◆ Required work
Count the lines below that contain the word "question" and give only that number.

◆ Task material
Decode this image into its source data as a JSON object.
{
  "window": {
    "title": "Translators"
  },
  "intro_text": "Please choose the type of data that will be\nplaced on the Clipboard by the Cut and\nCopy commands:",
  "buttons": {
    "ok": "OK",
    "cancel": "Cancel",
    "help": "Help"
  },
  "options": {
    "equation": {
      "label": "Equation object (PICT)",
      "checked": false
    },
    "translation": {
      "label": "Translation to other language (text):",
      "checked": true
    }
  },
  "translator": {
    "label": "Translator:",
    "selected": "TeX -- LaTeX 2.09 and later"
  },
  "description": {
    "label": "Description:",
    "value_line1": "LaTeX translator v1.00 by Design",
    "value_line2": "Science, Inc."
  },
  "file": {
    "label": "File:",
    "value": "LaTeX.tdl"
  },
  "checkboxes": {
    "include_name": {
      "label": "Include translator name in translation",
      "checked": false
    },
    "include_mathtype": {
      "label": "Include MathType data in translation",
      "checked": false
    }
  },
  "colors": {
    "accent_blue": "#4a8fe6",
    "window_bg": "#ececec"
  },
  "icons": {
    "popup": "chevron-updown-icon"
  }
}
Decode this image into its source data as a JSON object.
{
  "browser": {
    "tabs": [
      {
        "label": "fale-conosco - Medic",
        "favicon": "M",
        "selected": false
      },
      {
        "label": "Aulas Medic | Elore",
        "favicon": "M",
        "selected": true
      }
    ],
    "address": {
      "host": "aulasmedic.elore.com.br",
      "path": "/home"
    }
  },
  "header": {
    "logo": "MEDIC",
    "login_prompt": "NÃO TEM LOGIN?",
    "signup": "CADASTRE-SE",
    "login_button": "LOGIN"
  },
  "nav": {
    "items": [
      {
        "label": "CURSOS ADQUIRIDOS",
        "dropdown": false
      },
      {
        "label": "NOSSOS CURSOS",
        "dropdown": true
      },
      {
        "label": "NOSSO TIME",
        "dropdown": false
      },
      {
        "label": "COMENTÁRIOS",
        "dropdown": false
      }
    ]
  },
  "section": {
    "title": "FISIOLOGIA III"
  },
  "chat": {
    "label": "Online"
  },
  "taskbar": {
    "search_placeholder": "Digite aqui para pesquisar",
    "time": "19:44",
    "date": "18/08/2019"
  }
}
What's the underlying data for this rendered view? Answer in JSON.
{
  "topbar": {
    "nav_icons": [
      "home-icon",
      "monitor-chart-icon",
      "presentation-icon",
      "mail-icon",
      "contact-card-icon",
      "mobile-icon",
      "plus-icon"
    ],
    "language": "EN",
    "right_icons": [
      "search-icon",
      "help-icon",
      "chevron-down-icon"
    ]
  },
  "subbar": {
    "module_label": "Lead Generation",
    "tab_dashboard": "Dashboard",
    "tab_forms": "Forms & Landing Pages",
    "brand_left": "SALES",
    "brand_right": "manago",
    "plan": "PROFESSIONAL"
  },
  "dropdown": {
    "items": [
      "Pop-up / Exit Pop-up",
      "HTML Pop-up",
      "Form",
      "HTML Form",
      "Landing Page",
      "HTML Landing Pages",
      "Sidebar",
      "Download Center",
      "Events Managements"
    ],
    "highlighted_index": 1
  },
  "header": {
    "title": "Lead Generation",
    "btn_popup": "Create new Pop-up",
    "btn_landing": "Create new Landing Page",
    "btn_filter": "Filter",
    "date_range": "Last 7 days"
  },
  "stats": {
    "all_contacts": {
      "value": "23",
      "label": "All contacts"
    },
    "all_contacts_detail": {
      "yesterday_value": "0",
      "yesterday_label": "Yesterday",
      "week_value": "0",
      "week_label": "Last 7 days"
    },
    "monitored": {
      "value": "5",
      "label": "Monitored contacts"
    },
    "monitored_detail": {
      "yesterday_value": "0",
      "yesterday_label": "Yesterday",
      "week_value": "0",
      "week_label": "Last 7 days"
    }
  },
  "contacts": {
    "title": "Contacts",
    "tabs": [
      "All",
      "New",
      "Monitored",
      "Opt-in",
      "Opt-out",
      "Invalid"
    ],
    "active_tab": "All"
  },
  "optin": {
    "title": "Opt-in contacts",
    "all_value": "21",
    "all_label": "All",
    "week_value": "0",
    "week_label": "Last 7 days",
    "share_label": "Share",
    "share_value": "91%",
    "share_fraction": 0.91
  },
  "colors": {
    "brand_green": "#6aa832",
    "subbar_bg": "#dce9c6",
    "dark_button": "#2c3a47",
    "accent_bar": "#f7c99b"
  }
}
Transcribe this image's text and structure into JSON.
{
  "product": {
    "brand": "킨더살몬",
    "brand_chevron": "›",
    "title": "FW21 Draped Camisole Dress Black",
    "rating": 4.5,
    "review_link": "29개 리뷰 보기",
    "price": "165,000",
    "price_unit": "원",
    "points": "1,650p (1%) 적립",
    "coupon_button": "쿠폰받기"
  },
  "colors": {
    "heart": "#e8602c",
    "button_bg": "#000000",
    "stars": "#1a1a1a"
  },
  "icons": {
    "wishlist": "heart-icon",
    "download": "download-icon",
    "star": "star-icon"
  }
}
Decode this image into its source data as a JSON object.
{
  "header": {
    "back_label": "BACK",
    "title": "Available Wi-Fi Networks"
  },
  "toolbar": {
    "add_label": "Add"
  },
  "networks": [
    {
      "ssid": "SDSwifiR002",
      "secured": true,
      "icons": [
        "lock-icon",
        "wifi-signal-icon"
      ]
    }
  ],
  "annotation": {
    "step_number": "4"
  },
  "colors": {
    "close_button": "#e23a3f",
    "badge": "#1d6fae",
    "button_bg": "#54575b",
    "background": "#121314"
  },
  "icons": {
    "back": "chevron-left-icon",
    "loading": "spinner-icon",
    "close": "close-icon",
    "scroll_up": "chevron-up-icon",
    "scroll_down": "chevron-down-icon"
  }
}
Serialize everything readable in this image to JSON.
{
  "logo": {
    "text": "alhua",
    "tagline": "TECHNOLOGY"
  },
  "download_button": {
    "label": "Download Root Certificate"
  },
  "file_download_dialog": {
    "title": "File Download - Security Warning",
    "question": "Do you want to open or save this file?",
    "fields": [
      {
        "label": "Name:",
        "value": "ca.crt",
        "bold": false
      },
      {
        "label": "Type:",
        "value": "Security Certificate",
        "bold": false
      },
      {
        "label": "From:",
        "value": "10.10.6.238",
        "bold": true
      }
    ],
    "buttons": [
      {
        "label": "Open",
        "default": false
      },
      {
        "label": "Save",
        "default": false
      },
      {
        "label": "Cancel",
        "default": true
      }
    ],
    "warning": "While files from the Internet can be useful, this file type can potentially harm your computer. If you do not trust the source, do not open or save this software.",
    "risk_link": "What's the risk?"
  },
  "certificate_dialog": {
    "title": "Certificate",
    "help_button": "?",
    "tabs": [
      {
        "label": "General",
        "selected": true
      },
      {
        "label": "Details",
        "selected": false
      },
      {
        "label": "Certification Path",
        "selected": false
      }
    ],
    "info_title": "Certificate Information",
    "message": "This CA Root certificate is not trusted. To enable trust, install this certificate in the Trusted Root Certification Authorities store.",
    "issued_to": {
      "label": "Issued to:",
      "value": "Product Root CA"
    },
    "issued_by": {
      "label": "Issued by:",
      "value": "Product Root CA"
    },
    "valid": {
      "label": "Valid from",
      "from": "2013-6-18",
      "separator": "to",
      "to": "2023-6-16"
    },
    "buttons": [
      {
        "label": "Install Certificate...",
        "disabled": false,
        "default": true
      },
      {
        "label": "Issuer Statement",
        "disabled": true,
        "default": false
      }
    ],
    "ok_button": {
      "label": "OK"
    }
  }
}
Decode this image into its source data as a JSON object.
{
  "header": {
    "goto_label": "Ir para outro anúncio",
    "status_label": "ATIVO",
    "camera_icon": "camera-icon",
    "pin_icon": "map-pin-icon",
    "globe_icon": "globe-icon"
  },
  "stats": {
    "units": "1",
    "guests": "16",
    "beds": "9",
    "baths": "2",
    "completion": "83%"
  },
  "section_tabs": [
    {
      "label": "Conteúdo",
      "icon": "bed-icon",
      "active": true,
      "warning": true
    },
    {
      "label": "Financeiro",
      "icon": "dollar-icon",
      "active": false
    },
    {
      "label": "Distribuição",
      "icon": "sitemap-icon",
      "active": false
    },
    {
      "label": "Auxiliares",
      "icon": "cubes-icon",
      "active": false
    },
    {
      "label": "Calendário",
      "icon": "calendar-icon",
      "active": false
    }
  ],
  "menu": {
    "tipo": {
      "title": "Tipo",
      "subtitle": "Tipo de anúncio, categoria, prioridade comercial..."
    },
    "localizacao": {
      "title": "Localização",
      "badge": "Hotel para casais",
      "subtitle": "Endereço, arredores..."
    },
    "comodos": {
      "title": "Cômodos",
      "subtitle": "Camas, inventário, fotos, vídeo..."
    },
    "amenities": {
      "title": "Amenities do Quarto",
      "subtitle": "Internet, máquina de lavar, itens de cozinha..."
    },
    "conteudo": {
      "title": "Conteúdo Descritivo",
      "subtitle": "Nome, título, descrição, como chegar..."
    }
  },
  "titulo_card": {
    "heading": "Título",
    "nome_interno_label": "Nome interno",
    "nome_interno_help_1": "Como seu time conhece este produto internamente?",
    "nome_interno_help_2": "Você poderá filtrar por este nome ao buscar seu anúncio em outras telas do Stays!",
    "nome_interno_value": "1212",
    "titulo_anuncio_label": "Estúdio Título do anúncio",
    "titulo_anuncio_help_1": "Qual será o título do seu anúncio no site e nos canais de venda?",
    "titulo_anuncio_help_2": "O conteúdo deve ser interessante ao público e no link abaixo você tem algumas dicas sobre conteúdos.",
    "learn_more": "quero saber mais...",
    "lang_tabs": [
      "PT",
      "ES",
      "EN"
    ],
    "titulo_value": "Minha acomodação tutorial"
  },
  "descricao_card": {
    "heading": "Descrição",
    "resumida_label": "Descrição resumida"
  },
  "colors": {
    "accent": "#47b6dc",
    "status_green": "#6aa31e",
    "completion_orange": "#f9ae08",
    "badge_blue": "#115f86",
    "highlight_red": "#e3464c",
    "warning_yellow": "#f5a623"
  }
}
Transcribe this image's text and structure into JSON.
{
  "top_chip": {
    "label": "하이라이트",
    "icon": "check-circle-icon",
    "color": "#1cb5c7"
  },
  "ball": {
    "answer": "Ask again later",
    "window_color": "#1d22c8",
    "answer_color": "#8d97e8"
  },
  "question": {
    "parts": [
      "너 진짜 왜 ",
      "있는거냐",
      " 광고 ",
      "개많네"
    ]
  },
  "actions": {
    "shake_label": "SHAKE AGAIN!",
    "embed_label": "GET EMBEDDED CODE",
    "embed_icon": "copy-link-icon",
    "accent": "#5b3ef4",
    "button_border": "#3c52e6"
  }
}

◆ Answer to this exercise
2